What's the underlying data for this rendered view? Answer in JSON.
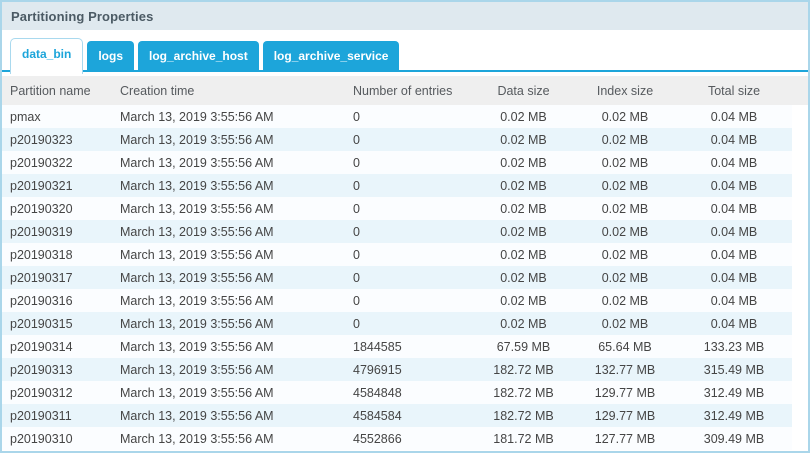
{
  "panel": {
    "title": "Partitioning Properties"
  },
  "tabs": [
    {
      "label": "data_bin",
      "active": true
    },
    {
      "label": "logs",
      "active": false
    },
    {
      "label": "log_archive_host",
      "active": false
    },
    {
      "label": "log_archive_service",
      "active": false
    }
  ],
  "table": {
    "columns": [
      "Partition name",
      "Creation time",
      "Number of entries",
      "Data size",
      "Index size",
      "Total size"
    ],
    "rows": [
      [
        "pmax",
        "March 13, 2019 3:55:56 AM",
        "0",
        "0.02 MB",
        "0.02 MB",
        "0.04 MB"
      ],
      [
        "p20190323",
        "March 13, 2019 3:55:56 AM",
        "0",
        "0.02 MB",
        "0.02 MB",
        "0.04 MB"
      ],
      [
        "p20190322",
        "March 13, 2019 3:55:56 AM",
        "0",
        "0.02 MB",
        "0.02 MB",
        "0.04 MB"
      ],
      [
        "p20190321",
        "March 13, 2019 3:55:56 AM",
        "0",
        "0.02 MB",
        "0.02 MB",
        "0.04 MB"
      ],
      [
        "p20190320",
        "March 13, 2019 3:55:56 AM",
        "0",
        "0.02 MB",
        "0.02 MB",
        "0.04 MB"
      ],
      [
        "p20190319",
        "March 13, 2019 3:55:56 AM",
        "0",
        "0.02 MB",
        "0.02 MB",
        "0.04 MB"
      ],
      [
        "p20190318",
        "March 13, 2019 3:55:56 AM",
        "0",
        "0.02 MB",
        "0.02 MB",
        "0.04 MB"
      ],
      [
        "p20190317",
        "March 13, 2019 3:55:56 AM",
        "0",
        "0.02 MB",
        "0.02 MB",
        "0.04 MB"
      ],
      [
        "p20190316",
        "March 13, 2019 3:55:56 AM",
        "0",
        "0.02 MB",
        "0.02 MB",
        "0.04 MB"
      ],
      [
        "p20190315",
        "March 13, 2019 3:55:56 AM",
        "0",
        "0.02 MB",
        "0.02 MB",
        "0.04 MB"
      ],
      [
        "p20190314",
        "March 13, 2019 3:55:56 AM",
        "1844585",
        "67.59 MB",
        "65.64 MB",
        "133.23 MB"
      ],
      [
        "p20190313",
        "March 13, 2019 3:55:56 AM",
        "4796915",
        "182.72 MB",
        "132.77 MB",
        "315.49 MB"
      ],
      [
        "p20190312",
        "March 13, 2019 3:55:56 AM",
        "4584848",
        "182.72 MB",
        "129.77 MB",
        "312.49 MB"
      ],
      [
        "p20190311",
        "March 13, 2019 3:55:56 AM",
        "4584584",
        "182.72 MB",
        "129.77 MB",
        "312.49 MB"
      ],
      [
        "p20190310",
        "March 13, 2019 3:55:56 AM",
        "4552866",
        "181.72 MB",
        "127.77 MB",
        "309.49 MB"
      ]
    ]
  },
  "colors": {
    "panel_border": "#aad6ea",
    "titlebar_bg": "#dfe9ef",
    "titlebar_text": "#4b5a64",
    "tab_blue": "#1da5da",
    "active_tab_border": "#a9d9ee",
    "header_bg": "#efefef",
    "header_text": "#565a5e",
    "stripe_blue": "#e9f5fb",
    "stripe_white": "#fbfdff",
    "cell_text": "#454545"
  }
}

### Your task:
Leaving aside the images, write out the entries above word for word.

### Exercise answer:
What's the underlying data for this rendered view? Answer in JSON.
{
  "panel": {
    "title": "Partitioning Properties"
  },
  "tabs": [
    {
      "label": "data_bin",
      "active": true
    },
    {
      "label": "logs",
      "active": false
    },
    {
      "label": "log_archive_host",
      "active": false
    },
    {
      "label": "log_archive_service",
      "active": false
    }
  ],
  "table": {
    "columns": [
      "Partition name",
      "Creation time",
      "Number of entries",
      "Data size",
      "Index size",
      "Total size"
    ],
    "rows": [
      [
        "pmax",
        "March 13, 2019 3:55:56 AM",
        "0",
        "0.02 MB",
        "0.02 MB",
        "0.04 MB"
      ],
      [
        "p20190323",
        "March 13, 2019 3:55:56 AM",
        "0",
        "0.02 MB",
        "0.02 MB",
        "0.04 MB"
      ],
      [
        "p20190322",
        "March 13, 2019 3:55:56 AM",
        "0",
        "0.02 MB",
        "0.02 MB",
        "0.04 MB"
      ],
      [
        "p20190321",
        "March 13, 2019 3:55:56 AM",
        "0",
        "0.02 MB",
        "0.02 MB",
        "0.04 MB"
      ],
      [
        "p20190320",
        "March 13, 2019 3:55:56 AM",
        "0",
        "0.02 MB",
        "0.02 MB",
        "0.04 MB"
      ],
      [
        "p20190319",
        "March 13, 2019 3:55:56 AM",
        "0",
        "0.02 MB",
        "0.02 MB",
        "0.04 MB"
      ],
      [
        "p20190318",
        "March 13, 2019 3:55:56 AM",
        "0",
        "0.02 MB",
        "0.02 MB",
        "0.04 MB"
      ],
      [
        "p20190317",
        "March 13, 2019 3:55:56 AM",
        "0",
        "0.02 MB",
        "0.02 MB",
        "0.04 MB"
      ],
      [
        "p20190316",
        "March 13, 2019 3:55:56 AM",
        "0",
        "0.02 MB",
        "0.02 MB",
        "0.04 MB"
      ],
      [
        "p20190315",
        "March 13, 2019 3:55:56 AM",
        "0",
        "0.02 MB",
        "0.02 MB",
        "0.04 MB"
      ],
      [
        "p20190314",
        "March 13, 2019 3:55:56 AM",
        "1844585",
        "67.59 MB",
        "65.64 MB",
        "133.23 MB"
      ],
      [
        "p20190313",
        "March 13, 2019 3:55:56 AM",
        "4796915",
        "182.72 MB",
        "132.77 MB",
        "315.49 MB"
      ],
      [
        "p20190312",
        "March 13, 2019 3:55:56 AM",
        "4584848",
        "182.72 MB",
        "129.77 MB",
        "312.49 MB"
      ],
      [
        "p20190311",
        "March 13, 2019 3:55:56 AM",
        "4584584",
        "182.72 MB",
        "129.77 MB",
        "312.49 MB"
      ],
      [
        "p20190310",
        "March 13, 2019 3:55:56 AM",
        "4552866",
        "181.72 MB",
        "127.77 MB",
        "309.49 MB"
      ]
    ]
  },
  "colors": {
    "panel_border": "#aad6ea",
    "titlebar_bg": "#dfe9ef",
    "titlebar_text": "#4b5a64",
    "tab_blue": "#1da5da",
    "active_tab_border": "#a9d9ee",
    "header_bg": "#efefef",
    "header_text": "#565a5e",
    "stripe_blue": "#e9f5fb",
    "stripe_white": "#fbfdff",
    "cell_text": "#454545"
  }
}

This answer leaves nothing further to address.